**Work to do**
Copy the listing below in full and skip every picture.

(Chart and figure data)
==============================
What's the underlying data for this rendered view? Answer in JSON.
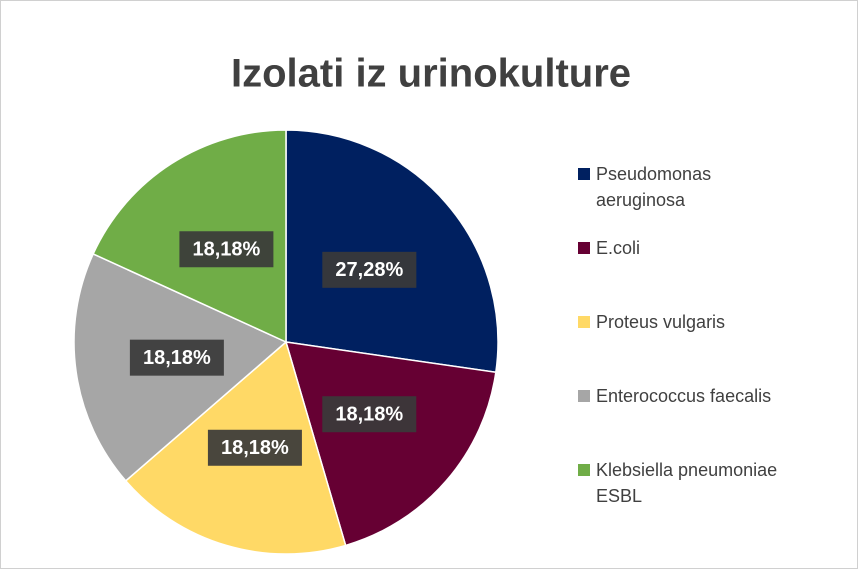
{
  "chart_data": {
    "type": "pie",
    "title": "Izolati iz urinokulture",
    "categories": [
      "Pseudomonas aeruginosa",
      "E.coli",
      "Proteus vulgaris",
      "Enterococcus faecalis",
      "Klebsiella pneumoniae ESBL"
    ],
    "values": [
      27.28,
      18.18,
      18.18,
      18.18,
      18.18
    ],
    "value_labels": [
      "27,28%",
      "18,18%",
      "18,18%",
      "18,18%",
      "18,18%"
    ],
    "colors": [
      "#002060",
      "#660033",
      "#ffd966",
      "#a6a6a6",
      "#70ad47"
    ],
    "legend": "right"
  }
}
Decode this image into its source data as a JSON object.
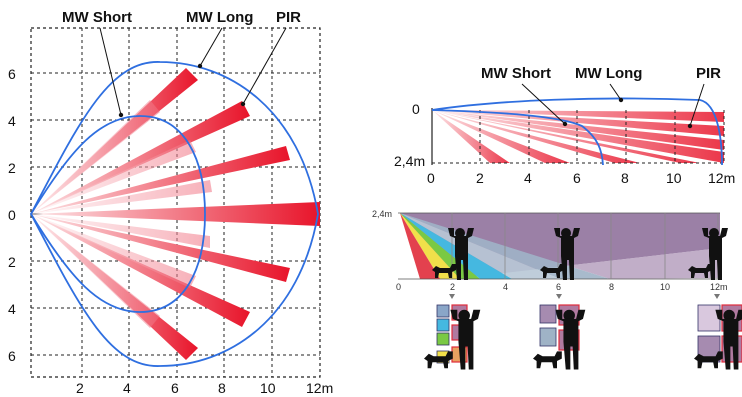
{
  "labels": {
    "mw_short": "MW Short",
    "mw_long": "MW Long",
    "pir": "PIR"
  },
  "top_view": {
    "y_ticks": [
      "6",
      "4",
      "2",
      "0",
      "2",
      "4",
      "6"
    ],
    "x_ticks": [
      "2",
      "4",
      "6",
      "8",
      "10",
      "12m"
    ]
  },
  "side_view": {
    "y_top": "0",
    "y_bottom": "2,4m",
    "x_ticks": [
      "0",
      "2",
      "4",
      "6",
      "8",
      "10",
      "12m"
    ]
  },
  "zone_view": {
    "height_label": "2,4m",
    "x_ticks": [
      "0",
      "2",
      "4",
      "6",
      "8",
      "10",
      "12m"
    ]
  },
  "colors": {
    "beam_red": "#e8142a",
    "beam_pink": "#f6b3b8",
    "coverage_blue": "#2f6fe0",
    "zone_purple": "#8a6a96",
    "zone_steel": "#9fb3c6",
    "zone_cyan": "#45b8e0",
    "zone_green": "#7ac943",
    "zone_yellow": "#f1e04a",
    "zone_red": "#e02c3b"
  },
  "icons": [
    "person-arms-raised-icon",
    "dog-icon"
  ]
}
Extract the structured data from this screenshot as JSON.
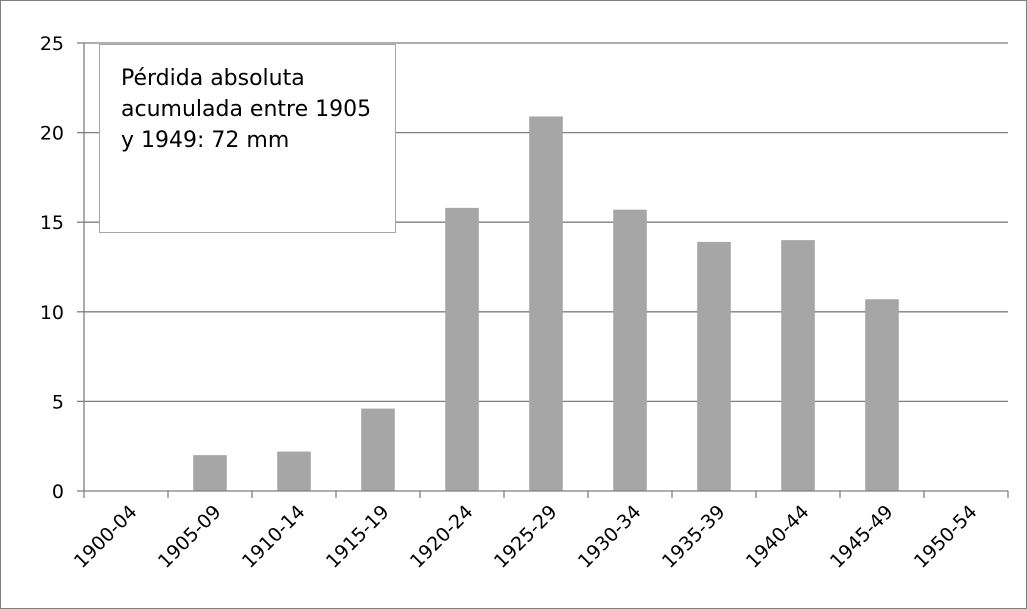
{
  "chart_data": {
    "type": "bar",
    "categories": [
      "1900-04",
      "1905-09",
      "1910-14",
      "1915-19",
      "1920-24",
      "1925-29",
      "1930-34",
      "1935-39",
      "1940-44",
      "1945-49",
      "1950-54"
    ],
    "values": [
      0,
      2.0,
      2.2,
      4.6,
      15.8,
      20.9,
      15.7,
      13.9,
      14.0,
      10.7,
      0
    ],
    "ylim": [
      0,
      25
    ],
    "yticks": [
      0,
      5,
      10,
      15,
      20,
      25
    ],
    "grid": true,
    "bar_color": "#a6a6a6",
    "annotation": "Pérdida absoluta acumulada entre 1905 y 1949: 72 mm"
  }
}
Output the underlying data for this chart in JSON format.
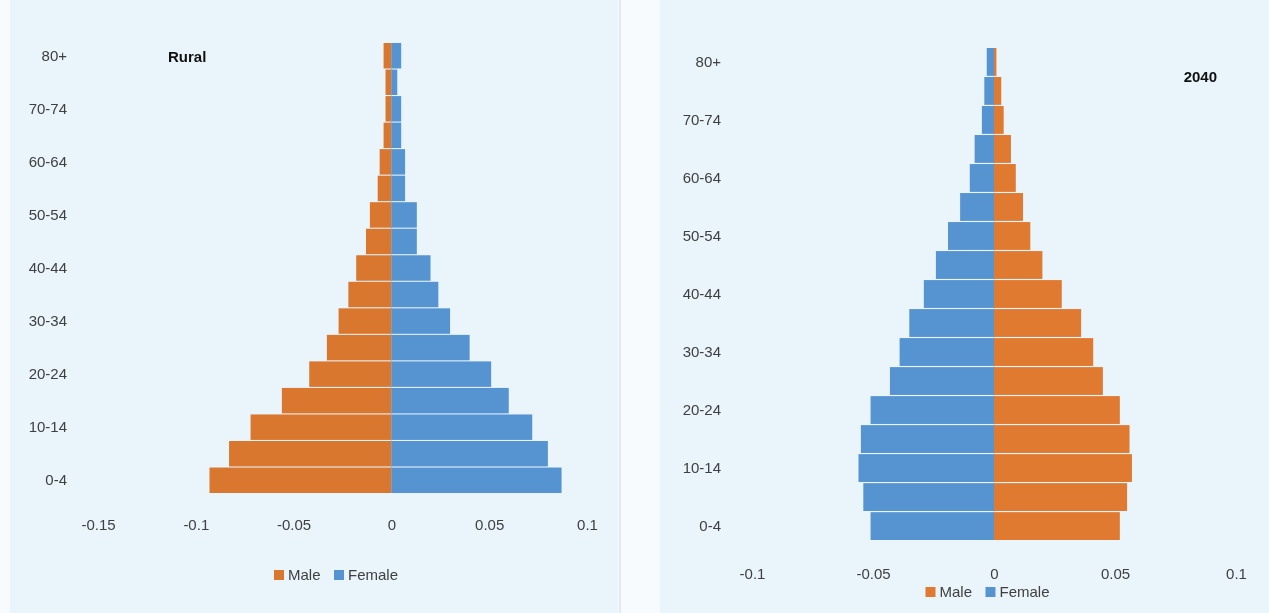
{
  "chart_data": [
    {
      "type": "bar",
      "orientation": "horizontal",
      "title": "Rural",
      "categories": [
        "80+",
        null,
        "70-74",
        null,
        "60-64",
        null,
        "50-54",
        null,
        "40-44",
        null,
        "30-34",
        null,
        "20-24",
        null,
        "10-14",
        null,
        "0-4"
      ],
      "series": [
        {
          "name": "Male",
          "color": "#d9772f",
          "values": [
            -0.004,
            -0.003,
            -0.003,
            -0.004,
            -0.006,
            -0.007,
            -0.011,
            -0.013,
            -0.018,
            -0.022,
            -0.027,
            -0.033,
            -0.042,
            -0.056,
            -0.072,
            -0.083,
            -0.093
          ]
        },
        {
          "name": "Female",
          "color": "#5694d1",
          "values": [
            0.005,
            0.003,
            0.005,
            0.005,
            0.007,
            0.007,
            0.013,
            0.013,
            0.02,
            0.024,
            0.03,
            0.04,
            0.051,
            0.06,
            0.072,
            0.08,
            0.087
          ]
        }
      ],
      "xlim": [
        -0.15,
        0.1
      ],
      "xticks": [
        -0.15,
        -0.1,
        -0.05,
        0,
        0.05,
        0.1
      ],
      "legend": "bottom",
      "stacked": true
    },
    {
      "type": "bar",
      "orientation": "horizontal",
      "title": "2040",
      "categories": [
        "80+",
        null,
        "70-74",
        null,
        "60-64",
        null,
        "50-54",
        null,
        "40-44",
        null,
        "30-34",
        null,
        "20-24",
        null,
        "10-14",
        null,
        "0-4"
      ],
      "series": [
        {
          "name": "Male",
          "color": "#e07a30",
          "values": [
            0.001,
            0.003,
            0.004,
            0.007,
            0.009,
            0.012,
            0.015,
            0.02,
            0.028,
            0.036,
            0.041,
            0.045,
            0.052,
            0.056,
            0.057,
            0.055,
            0.052
          ]
        },
        {
          "name": "Female",
          "color": "#5694d1",
          "values": [
            -0.003,
            -0.004,
            -0.005,
            -0.008,
            -0.01,
            -0.014,
            -0.019,
            -0.024,
            -0.029,
            -0.035,
            -0.039,
            -0.043,
            -0.051,
            -0.055,
            -0.056,
            -0.054,
            -0.051
          ]
        }
      ],
      "xlim": [
        -0.1,
        0.1
      ],
      "xticks": [
        -0.1,
        -0.05,
        0,
        0.05,
        0.1
      ],
      "legend": "bottom",
      "stacked": true
    }
  ]
}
==============================
**Expected output**
What's the underlying data for this rendered view? Answer in JSON.
{
  "chart_data": {
    "type": "pie",
    "title": "Izolati iz urinokulture",
    "categories": [
      "Pseudomonas aeruginosa",
      "E.coli",
      "Proteus vulgaris",
      "Enterococcus faecalis",
      "Klebsiella pneumoniae ESBL"
    ],
    "values": [
      27.28,
      18.18,
      18.18,
      18.18,
      18.18
    ],
    "value_labels": [
      "27,28%",
      "18,18%",
      "18,18%",
      "18,18%",
      "18,18%"
    ],
    "colors": [
      "#002060",
      "#660033",
      "#ffd966",
      "#a6a6a6",
      "#70ad47"
    ],
    "legend": "right"
  }
}
Decode this image into its source data as a JSON object.
{
  "labels": {
    "mw_short": "MW Short",
    "mw_long": "MW Long",
    "pir": "PIR"
  },
  "top_view": {
    "y_ticks": [
      "6",
      "4",
      "2",
      "0",
      "2",
      "4",
      "6"
    ],
    "x_ticks": [
      "2",
      "4",
      "6",
      "8",
      "10",
      "12m"
    ]
  },
  "side_view": {
    "y_top": "0",
    "y_bottom": "2,4m",
    "x_ticks": [
      "0",
      "2",
      "4",
      "6",
      "8",
      "10",
      "12m"
    ]
  },
  "zone_view": {
    "height_label": "2,4m",
    "x_ticks": [
      "0",
      "2",
      "4",
      "6",
      "8",
      "10",
      "12m"
    ]
  },
  "colors": {
    "beam_red": "#e8142a",
    "beam_pink": "#f6b3b8",
    "coverage_blue": "#2f6fe0",
    "zone_purple": "#8a6a96",
    "zone_steel": "#9fb3c6",
    "zone_cyan": "#45b8e0",
    "zone_green": "#7ac943",
    "zone_yellow": "#f1e04a",
    "zone_red": "#e02c3b"
  },
  "icons": [
    "person-arms-raised-icon",
    "dog-icon"
  ]
}
Extract the structured data from this screenshot as JSON.
{
  "chart_data": {
    "type": "bar",
    "categories": [
      "1900-04",
      "1905-09",
      "1910-14",
      "1915-19",
      "1920-24",
      "1925-29",
      "1930-34",
      "1935-39",
      "1940-44",
      "1945-49",
      "1950-54"
    ],
    "values": [
      0,
      2.0,
      2.2,
      4.6,
      15.8,
      20.9,
      15.7,
      13.9,
      14.0,
      10.7,
      0
    ],
    "ylim": [
      0,
      25
    ],
    "yticks": [
      0,
      5,
      10,
      15,
      20,
      25
    ],
    "grid": true,
    "bar_color": "#a6a6a6",
    "annotation": "Pérdida absoluta acumulada entre 1905 y 1949: 72 mm"
  }
}
Output the underlying data for this chart in JSON format.
{
  "chart_data": [
    {
      "type": "bar",
      "orientation": "horizontal",
      "title": "Rural",
      "categories": [
        "80+",
        null,
        "70-74",
        null,
        "60-64",
        null,
        "50-54",
        null,
        "40-44",
        null,
        "30-34",
        null,
        "20-24",
        null,
        "10-14",
        null,
        "0-4"
      ],
      "series": [
        {
          "name": "Male",
          "color": "#d9772f",
          "values": [
            -0.004,
            -0.003,
            -0.003,
            -0.004,
            -0.006,
            -0.007,
            -0.011,
            -0.013,
            -0.018,
            -0.022,
            -0.027,
            -0.033,
            -0.042,
            -0.056,
            -0.072,
            -0.083,
            -0.093
          ]
        },
        {
          "name": "Female",
          "color": "#5694d1",
          "values": [
            0.005,
            0.003,
            0.005,
            0.005,
            0.007,
            0.007,
            0.013,
            0.013,
            0.02,
            0.024,
            0.03,
            0.04,
            0.051,
            0.06,
            0.072,
            0.08,
            0.087
          ]
        }
      ],
      "xlim": [
        -0.15,
        0.1
      ],
      "xticks": [
        -0.15,
        -0.1,
        -0.05,
        0,
        0.05,
        0.1
      ],
      "legend": "bottom",
      "stacked": true
    },
    {
      "type": "bar",
      "orientation": "horizontal",
      "title": "2040",
      "categories": [
        "80+",
        null,
        "70-74",
        null,
        "60-64",
        null,
        "50-54",
        null,
        "40-44",
        null,
        "30-34",
        null,
        "20-24",
        null,
        "10-14",
        null,
        "0-4"
      ],
      "series": [
        {
          "name": "Male",
          "color": "#e07a30",
          "values": [
            0.001,
            0.003,
            0.004,
            0.007,
            0.009,
            0.012,
            0.015,
            0.02,
            0.028,
            0.036,
            0.041,
            0.045,
            0.052,
            0.056,
            0.057,
            0.055,
            0.052
          ]
        },
        {
          "name": "Female",
          "color": "#5694d1",
          "values": [
            -0.003,
            -0.004,
            -0.005,
            -0.008,
            -0.01,
            -0.014,
            -0.019,
            -0.024,
            -0.029,
            -0.035,
            -0.039,
            -0.043,
            -0.051,
            -0.055,
            -0.056,
            -0.054,
            -0.051
          ]
        }
      ],
      "xlim": [
        -0.1,
        0.1
      ],
      "xticks": [
        -0.1,
        -0.05,
        0,
        0.05,
        0.1
      ],
      "legend": "bottom",
      "stacked": true
    }
  ]
}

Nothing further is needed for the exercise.